Exercise -> In the records below, some lines hold the word "ylabel". Copy each of those lines.

Data entries for graphics
· · · · · · ·
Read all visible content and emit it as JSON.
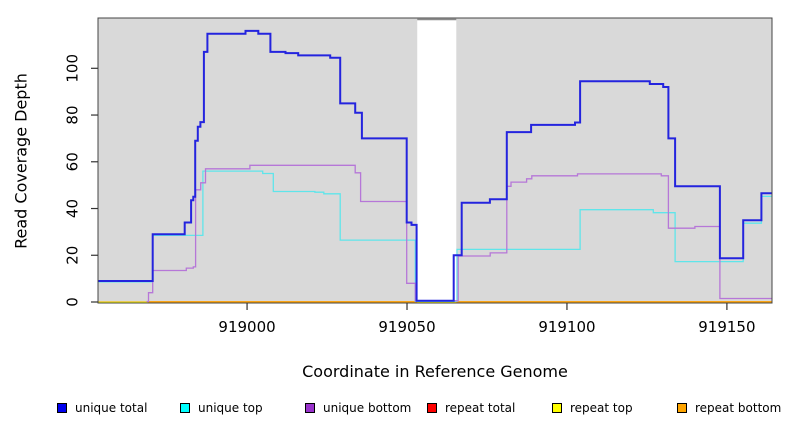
{
  "figure": {
    "xlabel": "Coordinate in Reference Genome",
    "ylabel": "Read Coverage Depth"
  },
  "chart_data": {
    "type": "line",
    "subtype": "step-coverage-plot",
    "title": "",
    "xlabel": "Coordinate in Reference Genome",
    "ylabel": "Read Coverage Depth",
    "xlim": [
      918953.4,
      919164.1
    ],
    "ylim": [
      0,
      121.7
    ],
    "x_ticks": [
      919000,
      919050,
      919100,
      919150
    ],
    "y_ticks": [
      0,
      20,
      40,
      60,
      80,
      100
    ],
    "grid": false,
    "plot_background": "#d9d9d9",
    "outer_background": "#ffffff",
    "masked_region": {
      "x_start": 919053.2,
      "x_end": 919065.4,
      "color": "#ffffff",
      "cap_color": "#8a8a8a"
    },
    "legend_position": "bottom",
    "legend": [
      {
        "label": "unique total",
        "color": "#0000ee"
      },
      {
        "label": "unique top",
        "color": "#00ffff"
      },
      {
        "label": "unique bottom",
        "color": "#9932cc"
      },
      {
        "label": "repeat total",
        "color": "#ff0000"
      },
      {
        "label": "repeat top",
        "color": "#ffff00"
      },
      {
        "label": "repeat bottom",
        "color": "#ffa500"
      }
    ],
    "series": [
      {
        "name": "repeat total",
        "line_color": "#d95f79",
        "width": 1.5,
        "above_mask": false,
        "segments": [
          [
            [
              918953.4,
              0
            ],
            [
              919164.1,
              0
            ]
          ]
        ]
      },
      {
        "name": "repeat top",
        "line_color": "#ffff00",
        "width": 1,
        "above_mask": false,
        "segments": [
          [
            [
              918953.4,
              0
            ],
            [
              919164.1,
              0
            ]
          ]
        ]
      },
      {
        "name": "repeat bottom",
        "line_color": "#ffa500",
        "width": 1.8,
        "above_mask": false,
        "segments": [
          [
            [
              918969,
              0
            ],
            [
              919053.2,
              0
            ]
          ],
          [
            [
              919065.4,
              0
            ],
            [
              919164.1,
              0
            ]
          ]
        ]
      },
      {
        "name": "unique top",
        "line_color": "#5fe5ea",
        "width": 1.3,
        "above_mask": false,
        "segments": [
          [
            [
              918953.4,
              8.6
            ],
            [
              918970.5,
              28.5
            ],
            [
              918986.2,
              56
            ],
            [
              919004.9,
              55
            ],
            [
              919008.2,
              47.3
            ],
            [
              919021.2,
              47
            ],
            [
              919024,
              46.3
            ],
            [
              919029.1,
              26.5
            ],
            [
              919052.6,
              0.3
            ],
            [
              919065.6,
              22.5
            ],
            [
              919104.1,
              39.5
            ],
            [
              919127,
              38.2
            ],
            [
              919133.8,
              17.3
            ],
            [
              919155.1,
              33.7
            ],
            [
              919160.8,
              45.2
            ],
            [
              919164.1,
              45.2
            ]
          ]
        ]
      },
      {
        "name": "unique bottom",
        "line_color": "#b677d8",
        "width": 1.3,
        "above_mask": true,
        "segments": [
          [
            [
              918968.6,
              0.2
            ],
            [
              918969.2,
              4
            ],
            [
              918970.5,
              13.5
            ],
            [
              918981,
              14.5
            ],
            [
              918983.2,
              15
            ],
            [
              918983.9,
              48
            ],
            [
              918985.5,
              51
            ],
            [
              918987,
              57
            ],
            [
              919000.9,
              58.5
            ],
            [
              919033.8,
              55.3
            ],
            [
              919035.5,
              43
            ],
            [
              919049.9,
              8
            ],
            [
              919052.6,
              0.5
            ],
            [
              919066,
              19.7
            ],
            [
              919076,
              21
            ],
            [
              919081.2,
              49.5
            ],
            [
              919082.5,
              51.3
            ],
            [
              919087.4,
              52.7
            ],
            [
              919089,
              54
            ],
            [
              919103.3,
              54.8
            ],
            [
              919129.5,
              54
            ],
            [
              919131.7,
              31.6
            ],
            [
              919140,
              32.3
            ],
            [
              919147.8,
              1.5
            ],
            [
              919164.1,
              1.5
            ]
          ]
        ]
      },
      {
        "name": "unique total",
        "line_color": "#2424de",
        "width": 2,
        "above_mask": true,
        "segments": [
          [
            [
              918953.4,
              9
            ],
            [
              918970.5,
              29
            ],
            [
              918980.5,
              34
            ],
            [
              918982.5,
              43.5
            ],
            [
              918983.2,
              45
            ],
            [
              918983.8,
              69
            ],
            [
              918984.6,
              75
            ],
            [
              918985.4,
              77
            ],
            [
              918986.5,
              107
            ],
            [
              918987.6,
              114.8
            ],
            [
              918999.5,
              116
            ],
            [
              919003.5,
              114.8
            ],
            [
              919007.3,
              107
            ],
            [
              919012,
              106.5
            ],
            [
              919016,
              105.5
            ],
            [
              919026,
              104.5
            ],
            [
              919029.1,
              85
            ],
            [
              919033.8,
              81
            ],
            [
              919035.9,
              70
            ],
            [
              919049.9,
              34
            ],
            [
              919051.4,
              33
            ],
            [
              919053,
              0.5
            ],
            [
              919064.6,
              20
            ],
            [
              919067.1,
              42.5
            ],
            [
              919075.9,
              44
            ],
            [
              919081.2,
              72.7
            ],
            [
              919088.8,
              75.8
            ],
            [
              919102.5,
              76.8
            ],
            [
              919104.1,
              94.5
            ],
            [
              919125.9,
              93.3
            ],
            [
              919130.1,
              92
            ],
            [
              919131.7,
              70
            ],
            [
              919133.8,
              49.5
            ],
            [
              919147.8,
              18.7
            ],
            [
              919155.1,
              35
            ],
            [
              919160.8,
              46.5
            ],
            [
              919164.1,
              46.5
            ]
          ]
        ]
      }
    ]
  }
}
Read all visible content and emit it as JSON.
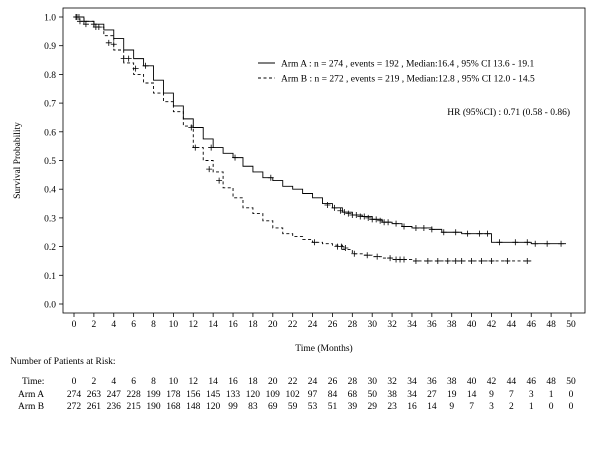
{
  "chart_data": {
    "type": "line",
    "subtype": "kaplan-meier",
    "xlabel": "Time (Months)",
    "ylabel": "Survival Probability",
    "xlim": [
      0,
      50
    ],
    "ylim": [
      0,
      1.0
    ],
    "xticks": [
      0,
      2,
      4,
      6,
      8,
      10,
      12,
      14,
      16,
      18,
      20,
      22,
      24,
      26,
      28,
      30,
      32,
      34,
      36,
      38,
      40,
      42,
      44,
      46,
      48,
      50
    ],
    "yticks": [
      0.0,
      0.1,
      0.2,
      0.3,
      0.4,
      0.5,
      0.6,
      0.7,
      0.8,
      0.9,
      1.0
    ],
    "grid": false,
    "legend_position": "top-right",
    "hr_text": "HR (95%CI) : 0.71 (0.58 - 0.86)",
    "series": [
      {
        "name": "Arm A : n = 274 , events = 192 , Median:16.4 , 95% CI 13.6 - 19.1",
        "line_style": "solid",
        "x": [
          0,
          1,
          2,
          3,
          4,
          5,
          6,
          7,
          8,
          9,
          10,
          11,
          12,
          13,
          14,
          15,
          16,
          17,
          18,
          19,
          20,
          21,
          22,
          23,
          24,
          25,
          26,
          27,
          28,
          29,
          30,
          31,
          32,
          33,
          34,
          35,
          36,
          37,
          38,
          39,
          40,
          41,
          42,
          43,
          44,
          45,
          46,
          47,
          48,
          49.5
        ],
        "y": [
          1.0,
          0.985,
          0.975,
          0.955,
          0.925,
          0.885,
          0.855,
          0.83,
          0.78,
          0.735,
          0.69,
          0.645,
          0.615,
          0.575,
          0.545,
          0.525,
          0.51,
          0.48,
          0.46,
          0.44,
          0.43,
          0.41,
          0.4,
          0.385,
          0.37,
          0.35,
          0.335,
          0.32,
          0.31,
          0.305,
          0.295,
          0.285,
          0.28,
          0.27,
          0.265,
          0.265,
          0.26,
          0.25,
          0.25,
          0.245,
          0.245,
          0.245,
          0.215,
          0.215,
          0.215,
          0.215,
          0.21,
          0.21,
          0.21,
          0.21
        ],
        "censor_x": [
          0.2,
          0.5,
          1.0,
          2.0,
          2.5,
          4.0,
          5.5,
          7.2,
          11.8,
          13.8,
          16.2,
          19.8,
          25.5,
          26.2,
          26.8,
          27.2,
          27.6,
          28.0,
          28.4,
          28.8,
          29.2,
          29.6,
          30.0,
          30.4,
          30.8,
          31.2,
          31.6,
          32.4,
          33.2,
          34.4,
          35.2,
          36.0,
          37.2,
          38.4,
          39.6,
          40.8,
          41.6,
          42.8,
          44.4,
          45.6,
          46.4,
          47.6,
          49.0
        ],
        "censor_y": [
          1.0,
          1.0,
          0.985,
          0.975,
          0.965,
          0.905,
          0.855,
          0.83,
          0.615,
          0.545,
          0.51,
          0.44,
          0.345,
          0.335,
          0.325,
          0.32,
          0.315,
          0.31,
          0.31,
          0.305,
          0.305,
          0.3,
          0.295,
          0.295,
          0.29,
          0.285,
          0.285,
          0.28,
          0.27,
          0.265,
          0.265,
          0.26,
          0.25,
          0.25,
          0.245,
          0.245,
          0.245,
          0.215,
          0.215,
          0.215,
          0.21,
          0.21,
          0.21
        ]
      },
      {
        "name": "Arm B : n = 272 , events = 219 , Median:12.8 , 95% CI 12.0 - 14.5",
        "line_style": "dashed",
        "x": [
          0,
          1,
          2,
          3,
          4,
          5,
          6,
          7,
          8,
          9,
          10,
          11,
          12,
          13,
          14,
          15,
          16,
          17,
          18,
          19,
          20,
          21,
          22,
          23,
          24,
          25,
          26,
          27,
          28,
          29,
          30,
          31,
          32,
          33,
          34,
          35,
          36,
          37,
          38,
          39,
          40,
          41,
          42,
          43,
          44,
          45,
          46
        ],
        "y": [
          1.0,
          0.985,
          0.965,
          0.935,
          0.885,
          0.84,
          0.8,
          0.77,
          0.735,
          0.705,
          0.67,
          0.62,
          0.545,
          0.5,
          0.46,
          0.405,
          0.37,
          0.335,
          0.315,
          0.29,
          0.265,
          0.245,
          0.235,
          0.225,
          0.215,
          0.21,
          0.205,
          0.19,
          0.175,
          0.17,
          0.165,
          0.16,
          0.155,
          0.155,
          0.15,
          0.15,
          0.15,
          0.15,
          0.15,
          0.15,
          0.15,
          0.15,
          0.15,
          0.15,
          0.15,
          0.15,
          0.15
        ],
        "censor_x": [
          0.3,
          0.6,
          1.2,
          2.2,
          3.5,
          5.0,
          6.2,
          12.2,
          13.6,
          14.6,
          24.2,
          26.5,
          26.9,
          27.3,
          28.2,
          29.5,
          30.5,
          31.8,
          32.4,
          32.8,
          33.2,
          34.4,
          35.6,
          36.6,
          37.6,
          38.4,
          39.0,
          40.0,
          41.0,
          42.0,
          43.6,
          45.6
        ],
        "censor_y": [
          1.0,
          0.985,
          0.975,
          0.965,
          0.91,
          0.855,
          0.82,
          0.545,
          0.47,
          0.43,
          0.215,
          0.2,
          0.2,
          0.195,
          0.175,
          0.17,
          0.165,
          0.16,
          0.155,
          0.155,
          0.155,
          0.15,
          0.15,
          0.15,
          0.15,
          0.15,
          0.15,
          0.15,
          0.15,
          0.15,
          0.15,
          0.15
        ]
      }
    ],
    "risk_table": {
      "title": "Number of Patients at Risk:",
      "time_label": "Time:",
      "times": [
        0,
        2,
        4,
        6,
        8,
        10,
        12,
        14,
        16,
        18,
        20,
        22,
        24,
        26,
        28,
        30,
        32,
        34,
        36,
        38,
        40,
        42,
        44,
        46,
        48,
        50
      ],
      "rows": [
        {
          "label": "Arm A",
          "values": [
            274,
            263,
            247,
            228,
            199,
            178,
            156,
            145,
            133,
            120,
            109,
            102,
            97,
            84,
            68,
            50,
            38,
            34,
            27,
            19,
            14,
            9,
            7,
            3,
            1,
            0
          ]
        },
        {
          "label": "Arm B",
          "values": [
            272,
            261,
            236,
            215,
            190,
            168,
            148,
            120,
            99,
            83,
            69,
            59,
            53,
            51,
            39,
            29,
            23,
            16,
            14,
            9,
            7,
            3,
            2,
            1,
            0,
            0
          ]
        }
      ]
    }
  }
}
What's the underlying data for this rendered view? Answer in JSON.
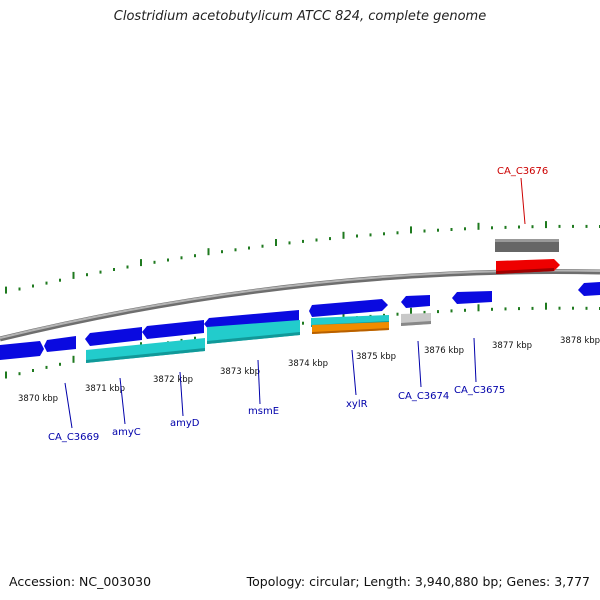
{
  "title": "Clostridium acetobutylicum ATCC 824, complete genome",
  "footer": {
    "accession": "Accession: NC_003030",
    "summary": "Topology: circular; Length: 3,940,880 bp; Genes: 3,777"
  },
  "colors": {
    "backbone": "#8c8c8c",
    "tick": "#1f7a1f",
    "gene_blue": "#0a0ae0",
    "gene_cyan": "#22cccc",
    "gene_orange": "#f08c00",
    "gene_red": "#ee0000",
    "gene_gray_dark": "#666666",
    "gene_gray_light": "#bbbbbb",
    "label_blue": "#0000aa",
    "label_red": "#cc0000"
  },
  "ruler": {
    "unit": "kbp",
    "labels": [
      "3870 kbp",
      "3871 kbp",
      "3872 kbp",
      "3873 kbp",
      "3874 kbp",
      "3875 kbp",
      "3876 kbp",
      "3877 kbp",
      "3878 kbp"
    ]
  },
  "gene_labels": [
    {
      "text": "CA_C3669",
      "color": "blue"
    },
    {
      "text": "amyC",
      "color": "blue"
    },
    {
      "text": "amyD",
      "color": "blue"
    },
    {
      "text": "msmE",
      "color": "blue"
    },
    {
      "text": "xylR",
      "color": "blue"
    },
    {
      "text": "CA_C3674",
      "color": "blue"
    },
    {
      "text": "CA_C3675",
      "color": "blue"
    },
    {
      "text": "CA_C3676",
      "color": "red"
    }
  ]
}
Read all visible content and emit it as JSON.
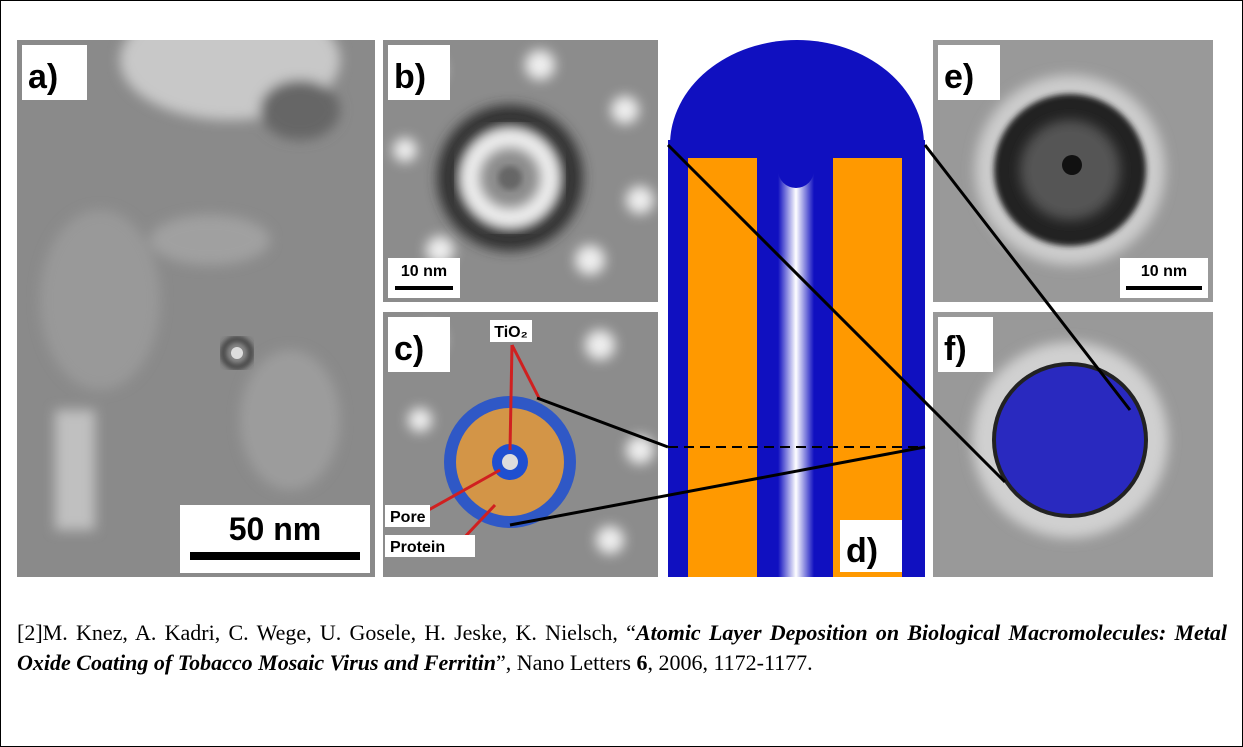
{
  "figure": {
    "panels": {
      "a": {
        "label": "a)",
        "scale_bar": "50 nm"
      },
      "b": {
        "label": "b)",
        "scale_bar": "10 nm"
      },
      "c": {
        "label": "c)",
        "annotations": [
          "TiO₂",
          "Pore",
          "Protein"
        ]
      },
      "d": {
        "label": "d)"
      },
      "e": {
        "label": "e)",
        "scale_bar": "10 nm"
      },
      "f": {
        "label": "f)"
      }
    }
  },
  "citation": {
    "authors": "[2]M. Knez, A. Kadri, C. Wege, U. Gosele, H. Jeske, K. Nielsch, “",
    "title": "Atomic Layer Deposition on Biological Macromolecules: Metal Oxide Coating of Tobacco Mosaic Virus and Ferritin",
    "after_title": "”, Nano Letters ",
    "volume": "6",
    "rest": ", 2006, 1172-1177."
  }
}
· · · · · · ·
Task solution ->
    "ylabel": "Read Coverage Depth"
    "ylabel": "Read Coverage Depth",
    "ylabel": "Survival Probability",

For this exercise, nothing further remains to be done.